WHAT IS REQUIRED.
Transcribe each entry below exactly. Pictures do not go in the copy.

+++

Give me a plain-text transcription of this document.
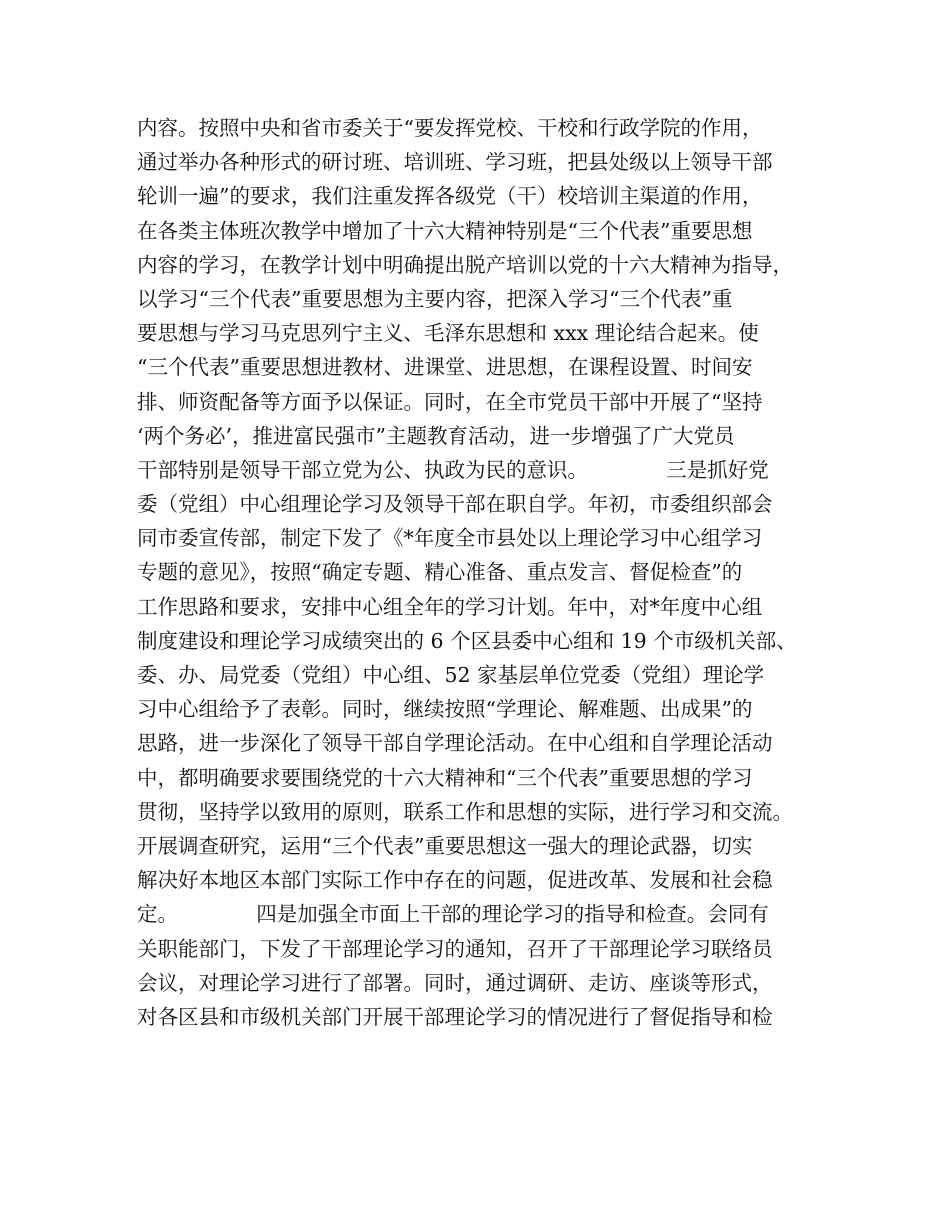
内容。按照中央和省市委关于“要发挥党校、干校和行政学院的作用，
通过举办各种形式的研讨班、培训班、学习班，把县处级以上领导干部
轮训一遍”的要求，我们注重发挥各级党（干）校培训主渠道的作用，
在各类主体班次教学中增加了十六大精神特别是“三个代表”重要思想
内容的学习，在教学计划中明确提出脱产培训以党的十六大精神为指导，
以学习“三个代表”重要思想为主要内容，把深入学习“三个代表”重
要思想与学习马克思列宁主义、毛泽东思想和 xxx 理论结合起来。使
“三个代表”重要思想进教材、进课堂、进思想，在课程设置、时间安
排、师资配备等方面予以保证。同时，在全市党员干部中开展了“坚持
‘两个务必’，推进富民强市”主题教育活动，进一步增强了广大党员
干部特别是领导干部立党为公、执政为民的意识。            三是抓好党
委（党组）中心组理论学习及领导干部在职自学。年初，市委组织部会
同市委宣传部，制定下发了《*年度全市县处以上理论学习中心组学习
专题的意见》，按照“确定专题、精心准备、重点发言、督促检查”的
工作思路和要求，安排中心组全年的学习计划。年中，对*年度中心组
制度建设和理论学习成绩突出的 6 个区县委中心组和 19 个市级机关部、
委、办、局党委（党组）中心组、52 家基层单位党委（党组）理论学
习中心组给予了表彰。同时，继续按照“学理论、解难题、出成果”的
思路，进一步深化了领导干部自学理论活动。在中心组和自学理论活动
中，都明确要求要围绕党的十六大精神和“三个代表”重要思想的学习
贯彻，坚持学以致用的原则，联系工作和思想的实际，进行学习和交流。
开展调查研究，运用“三个代表”重要思想这一强大的理论武器，切实
解决好本地区本部门实际工作中存在的问题，促进改革、发展和社会稳
定。            四是加强全市面上干部的理论学习的指导和检查。会同有
关职能部门，下发了干部理论学习的通知，召开了干部理论学习联络员
会议，对理论学习进行了部署。同时，通过调研、走访、座谈等形式，
对各区县和市级机关部门开展干部理论学习的情况进行了督促指导和检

+++

OUTPUT BELOW.
Give me a plain-text transcription of this document.
内容。按照中央和省市委关于“要发挥党校、干校和行政学院的作用，
通过举办各种形式的研讨班、培训班、学习班，把县处级以上领导干部
轮训一遍”的要求，我们注重发挥各级党（干）校培训主渠道的作用，
在各类主体班次教学中增加了十六大精神特别是“三个代表”重要思想
内容的学习，在教学计划中明确提出脱产培训以党的十六大精神为指导，
以学习“三个代表”重要思想为主要内容，把深入学习“三个代表”重
要思想与学习马克思列宁主义、毛泽东思想和 xxx 理论结合起来。使
“三个代表”重要思想进教材、进课堂、进思想，在课程设置、时间安
排、师资配备等方面予以保证。同时，在全市党员干部中开展了“坚持
‘两个务必’，推进富民强市”主题教育活动，进一步增强了广大党员
干部特别是领导干部立党为公、执政为民的意识。            三是抓好党
委（党组）中心组理论学习及领导干部在职自学。年初，市委组织部会
同市委宣传部，制定下发了《*年度全市县处以上理论学习中心组学习
专题的意见》，按照“确定专题、精心准备、重点发言、督促检查”的
工作思路和要求，安排中心组全年的学习计划。年中，对*年度中心组
制度建设和理论学习成绩突出的 6 个区县委中心组和 19 个市级机关部、
委、办、局党委（党组）中心组、52 家基层单位党委（党组）理论学
习中心组给予了表彰。同时，继续按照“学理论、解难题、出成果”的
思路，进一步深化了领导干部自学理论活动。在中心组和自学理论活动
中，都明确要求要围绕党的十六大精神和“三个代表”重要思想的学习
贯彻，坚持学以致用的原则，联系工作和思想的实际，进行学习和交流。
开展调查研究，运用“三个代表”重要思想这一强大的理论武器，切实
解决好本地区本部门实际工作中存在的问题，促进改革、发展和社会稳
定。            四是加强全市面上干部的理论学习的指导和检查。会同有
关职能部门，下发了干部理论学习的通知，召开了干部理论学习联络员
会议，对理论学习进行了部署。同时，通过调研、走访、座谈等形式，
对各区县和市级机关部门开展干部理论学习的情况进行了督促指导和检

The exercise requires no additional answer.